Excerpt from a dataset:
>>>>>

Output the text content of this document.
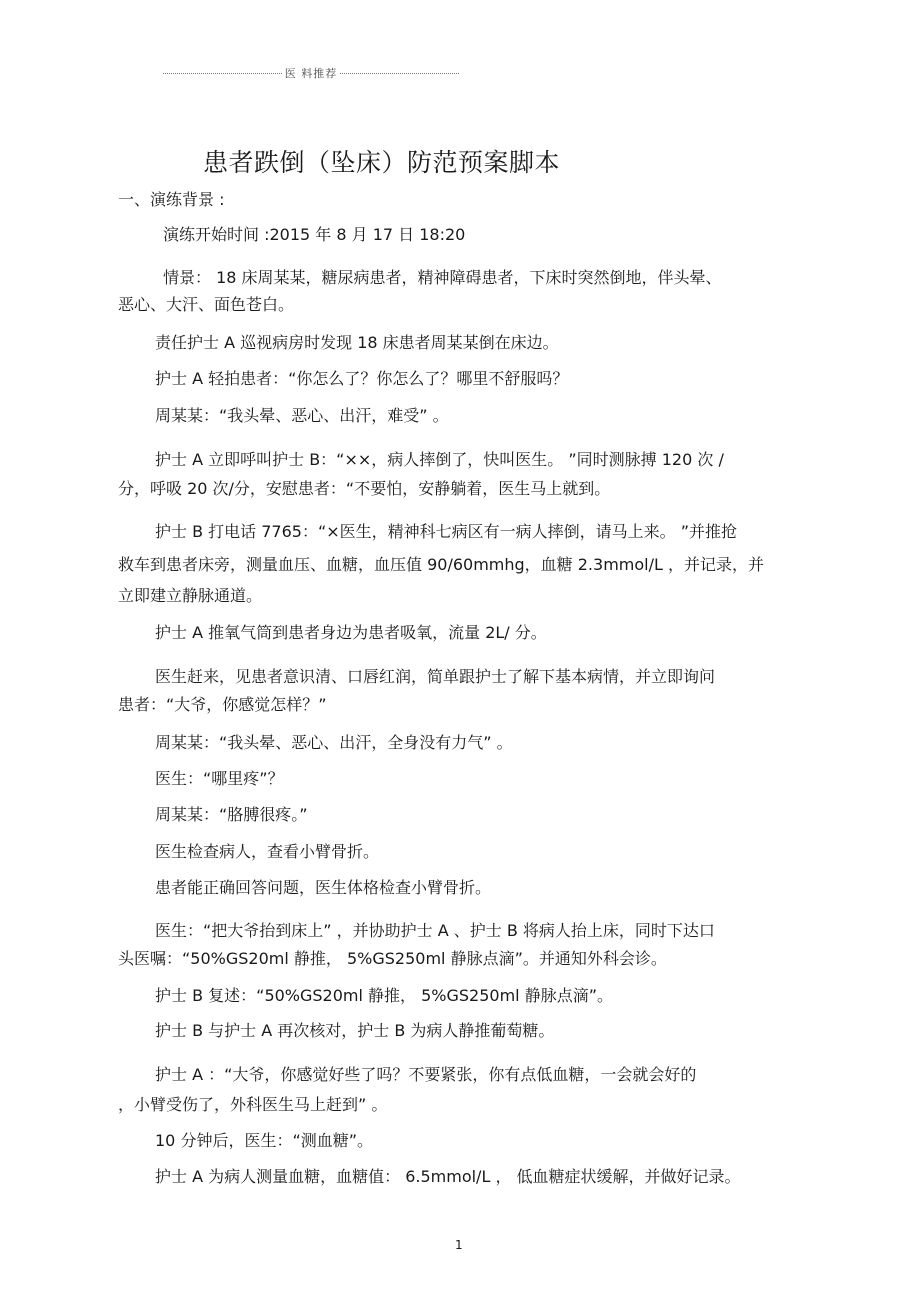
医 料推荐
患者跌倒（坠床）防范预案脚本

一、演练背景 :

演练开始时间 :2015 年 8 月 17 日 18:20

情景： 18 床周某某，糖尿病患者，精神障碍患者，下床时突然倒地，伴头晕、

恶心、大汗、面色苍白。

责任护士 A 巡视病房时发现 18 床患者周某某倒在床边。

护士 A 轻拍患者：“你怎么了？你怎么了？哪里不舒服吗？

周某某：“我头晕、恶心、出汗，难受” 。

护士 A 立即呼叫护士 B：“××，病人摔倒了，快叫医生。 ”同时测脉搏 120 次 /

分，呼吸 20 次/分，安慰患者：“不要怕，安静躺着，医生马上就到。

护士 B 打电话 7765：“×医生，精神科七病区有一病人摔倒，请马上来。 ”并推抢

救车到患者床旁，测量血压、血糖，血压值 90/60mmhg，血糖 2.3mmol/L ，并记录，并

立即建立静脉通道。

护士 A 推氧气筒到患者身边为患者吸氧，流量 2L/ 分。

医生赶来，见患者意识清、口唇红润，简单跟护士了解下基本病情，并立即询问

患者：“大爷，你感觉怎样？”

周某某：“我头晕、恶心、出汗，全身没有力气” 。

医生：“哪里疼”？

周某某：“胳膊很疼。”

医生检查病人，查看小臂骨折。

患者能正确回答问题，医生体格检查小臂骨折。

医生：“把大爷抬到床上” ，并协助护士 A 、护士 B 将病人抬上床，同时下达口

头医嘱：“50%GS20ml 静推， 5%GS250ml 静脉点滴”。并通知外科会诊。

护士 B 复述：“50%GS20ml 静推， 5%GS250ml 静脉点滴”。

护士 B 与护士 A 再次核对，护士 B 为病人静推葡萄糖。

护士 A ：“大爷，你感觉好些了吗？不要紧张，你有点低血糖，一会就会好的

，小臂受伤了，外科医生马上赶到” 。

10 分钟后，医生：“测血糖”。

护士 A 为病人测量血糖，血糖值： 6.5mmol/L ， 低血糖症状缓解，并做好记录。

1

<<<<<
>>>>>

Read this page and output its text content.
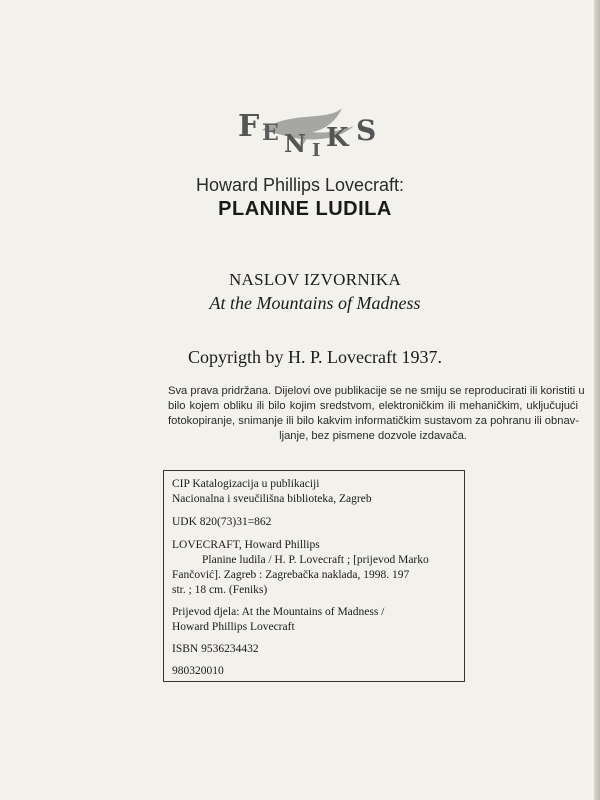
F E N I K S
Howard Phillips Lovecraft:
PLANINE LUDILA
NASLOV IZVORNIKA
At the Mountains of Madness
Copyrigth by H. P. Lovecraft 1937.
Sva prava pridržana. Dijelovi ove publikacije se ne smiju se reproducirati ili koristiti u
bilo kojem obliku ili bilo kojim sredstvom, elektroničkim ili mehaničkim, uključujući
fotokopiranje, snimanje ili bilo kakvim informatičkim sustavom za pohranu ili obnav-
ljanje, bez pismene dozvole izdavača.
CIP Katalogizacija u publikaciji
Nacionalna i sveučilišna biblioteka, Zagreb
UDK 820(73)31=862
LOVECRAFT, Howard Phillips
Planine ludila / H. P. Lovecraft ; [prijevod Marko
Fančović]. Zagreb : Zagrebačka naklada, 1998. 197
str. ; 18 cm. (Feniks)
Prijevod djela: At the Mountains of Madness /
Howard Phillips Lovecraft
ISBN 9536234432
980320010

<<<<<
>>>>>

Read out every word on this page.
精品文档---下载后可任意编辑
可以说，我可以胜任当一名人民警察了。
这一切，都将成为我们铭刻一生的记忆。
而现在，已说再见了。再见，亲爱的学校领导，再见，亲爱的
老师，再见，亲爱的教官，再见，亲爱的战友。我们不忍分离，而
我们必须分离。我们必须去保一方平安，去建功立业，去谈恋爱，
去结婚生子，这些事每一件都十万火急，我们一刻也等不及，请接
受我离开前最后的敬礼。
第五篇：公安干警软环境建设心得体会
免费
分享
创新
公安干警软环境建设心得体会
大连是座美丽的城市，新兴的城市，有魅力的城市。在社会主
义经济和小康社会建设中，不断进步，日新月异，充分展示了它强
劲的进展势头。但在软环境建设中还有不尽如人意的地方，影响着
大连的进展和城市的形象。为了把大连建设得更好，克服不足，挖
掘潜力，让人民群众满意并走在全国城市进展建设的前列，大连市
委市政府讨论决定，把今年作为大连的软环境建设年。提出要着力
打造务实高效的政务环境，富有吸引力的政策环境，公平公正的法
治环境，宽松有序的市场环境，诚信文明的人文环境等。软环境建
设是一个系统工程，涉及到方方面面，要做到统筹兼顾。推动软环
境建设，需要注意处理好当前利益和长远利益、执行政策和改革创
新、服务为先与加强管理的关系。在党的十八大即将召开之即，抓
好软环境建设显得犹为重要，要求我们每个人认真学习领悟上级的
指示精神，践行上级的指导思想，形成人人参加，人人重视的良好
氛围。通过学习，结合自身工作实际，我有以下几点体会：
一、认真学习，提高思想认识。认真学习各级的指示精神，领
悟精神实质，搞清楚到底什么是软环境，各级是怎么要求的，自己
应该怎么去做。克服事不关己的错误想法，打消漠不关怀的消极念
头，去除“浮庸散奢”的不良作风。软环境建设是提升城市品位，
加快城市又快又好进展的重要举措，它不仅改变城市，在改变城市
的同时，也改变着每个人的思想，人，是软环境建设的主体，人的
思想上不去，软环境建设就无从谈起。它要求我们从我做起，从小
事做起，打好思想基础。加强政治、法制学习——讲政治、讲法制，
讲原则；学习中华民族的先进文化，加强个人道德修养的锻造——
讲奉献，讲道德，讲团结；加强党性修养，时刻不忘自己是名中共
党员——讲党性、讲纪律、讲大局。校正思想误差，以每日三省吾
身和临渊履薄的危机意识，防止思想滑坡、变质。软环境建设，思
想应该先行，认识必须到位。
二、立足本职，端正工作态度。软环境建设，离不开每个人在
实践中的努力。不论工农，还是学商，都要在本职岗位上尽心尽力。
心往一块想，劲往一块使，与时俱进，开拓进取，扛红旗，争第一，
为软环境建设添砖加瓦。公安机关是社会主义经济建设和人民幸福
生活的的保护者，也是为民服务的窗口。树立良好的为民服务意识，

<<<<<

Problem requirements:
Go through the preceding material and copy each line that has the word "Mountains".

Reply to the task:
At the Mountains of Madness
Prijevod djela: At the Mountains of Madness /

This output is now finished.